— start —

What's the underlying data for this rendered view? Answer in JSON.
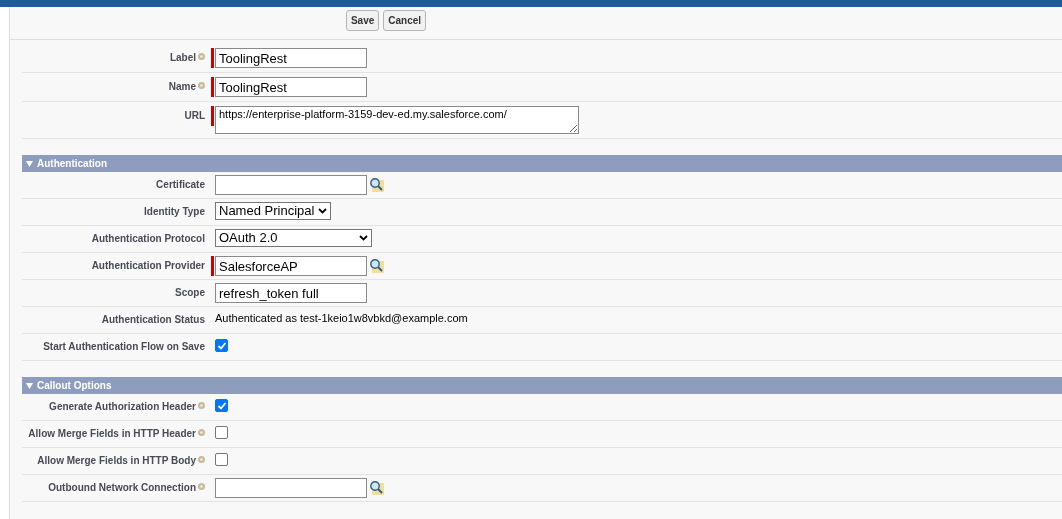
{
  "buttons": [
    "Save",
    "Cancel"
  ],
  "sections": [
    {
      "rows": [
        {
          "label": "Label",
          "help": true,
          "kind": "text",
          "required": true,
          "value": "ToolingRest"
        },
        {
          "label": "Name",
          "help": true,
          "kind": "text",
          "required": true,
          "value": "ToolingRest"
        },
        {
          "label": "URL",
          "help": false,
          "kind": "textarea",
          "required": true,
          "value": "https://enterprise-platform-3159-dev-ed.my.salesforce.com/"
        }
      ]
    },
    {
      "title": "Authentication",
      "expanded": true,
      "rows": [
        {
          "label": "Certificate",
          "help": false,
          "kind": "lookup",
          "required": false,
          "value": ""
        },
        {
          "label": "Identity Type",
          "help": false,
          "kind": "select",
          "required": false,
          "value": "Named Principal"
        },
        {
          "label": "Authentication Protocol",
          "help": false,
          "kind": "select",
          "required": false,
          "value": "OAuth 2.0"
        },
        {
          "label": "Authentication Provider",
          "help": false,
          "kind": "lookup",
          "required": true,
          "value": "SalesforceAP"
        },
        {
          "label": "Scope",
          "help": false,
          "kind": "text",
          "required": false,
          "value": "refresh_token full"
        },
        {
          "label": "Authentication Status",
          "help": false,
          "kind": "output",
          "required": false,
          "value": "Authenticated as test-1keio1w8vbkd@example.com"
        },
        {
          "label": "Start Authentication Flow on Save",
          "help": false,
          "kind": "checkbox",
          "required": false,
          "checked": true
        }
      ]
    },
    {
      "title": "Callout Options",
      "expanded": true,
      "rows": [
        {
          "label": "Generate Authorization Header",
          "help": true,
          "kind": "checkbox",
          "required": false,
          "checked": true
        },
        {
          "label": "Allow Merge Fields in HTTP Header",
          "help": true,
          "kind": "checkbox",
          "required": false,
          "checked": false
        },
        {
          "label": "Allow Merge Fields in HTTP Body",
          "help": true,
          "kind": "checkbox",
          "required": false,
          "checked": false
        },
        {
          "label": "Outbound Network Connection",
          "help": true,
          "kind": "lookup",
          "required": false,
          "value": ""
        }
      ]
    }
  ]
}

— end —

Go through the material above and print all of it exactly, except the pictures.

Answer to this task |
What's the underlying data for this rendered view? Answer in JSON.
{
  "buttons": [
    "Save",
    "Cancel"
  ],
  "sections": [
    {
      "rows": [
        {
          "label": "Label",
          "help": true,
          "kind": "text",
          "required": true,
          "value": "ToolingRest"
        },
        {
          "label": "Name",
          "help": true,
          "kind": "text",
          "required": true,
          "value": "ToolingRest"
        },
        {
          "label": "URL",
          "help": false,
          "kind": "textarea",
          "required": true,
          "value": "https://enterprise-platform-3159-dev-ed.my.salesforce.com/"
        }
      ]
    },
    {
      "title": "Authentication",
      "expanded": true,
      "rows": [
        {
          "label": "Certificate",
          "help": false,
          "kind": "lookup",
          "required": false,
          "value": ""
        },
        {
          "label": "Identity Type",
          "help": false,
          "kind": "select",
          "required": false,
          "value": "Named Principal"
        },
        {
          "label": "Authentication Protocol",
          "help": false,
          "kind": "select",
          "required": false,
          "value": "OAuth 2.0"
        },
        {
          "label": "Authentication Provider",
          "help": false,
          "kind": "lookup",
          "required": true,
          "value": "SalesforceAP"
        },
        {
          "label": "Scope",
          "help": false,
          "kind": "text",
          "required": false,
          "value": "refresh_token full"
        },
        {
          "label": "Authentication Status",
          "help": false,
          "kind": "output",
          "required": false,
          "value": "Authenticated as test-1keio1w8vbkd@example.com"
        },
        {
          "label": "Start Authentication Flow on Save",
          "help": false,
          "kind": "checkbox",
          "required": false,
          "checked": true
        }
      ]
    },
    {
      "title": "Callout Options",
      "expanded": true,
      "rows": [
        {
          "label": "Generate Authorization Header",
          "help": true,
          "kind": "checkbox",
          "required": false,
          "checked": true
        },
        {
          "label": "Allow Merge Fields in HTTP Header",
          "help": true,
          "kind": "checkbox",
          "required": false,
          "checked": false
        },
        {
          "label": "Allow Merge Fields in HTTP Body",
          "help": true,
          "kind": "checkbox",
          "required": false,
          "checked": false
        },
        {
          "label": "Outbound Network Connection",
          "help": true,
          "kind": "lookup",
          "required": false,
          "value": ""
        }
      ]
    }
  ]
}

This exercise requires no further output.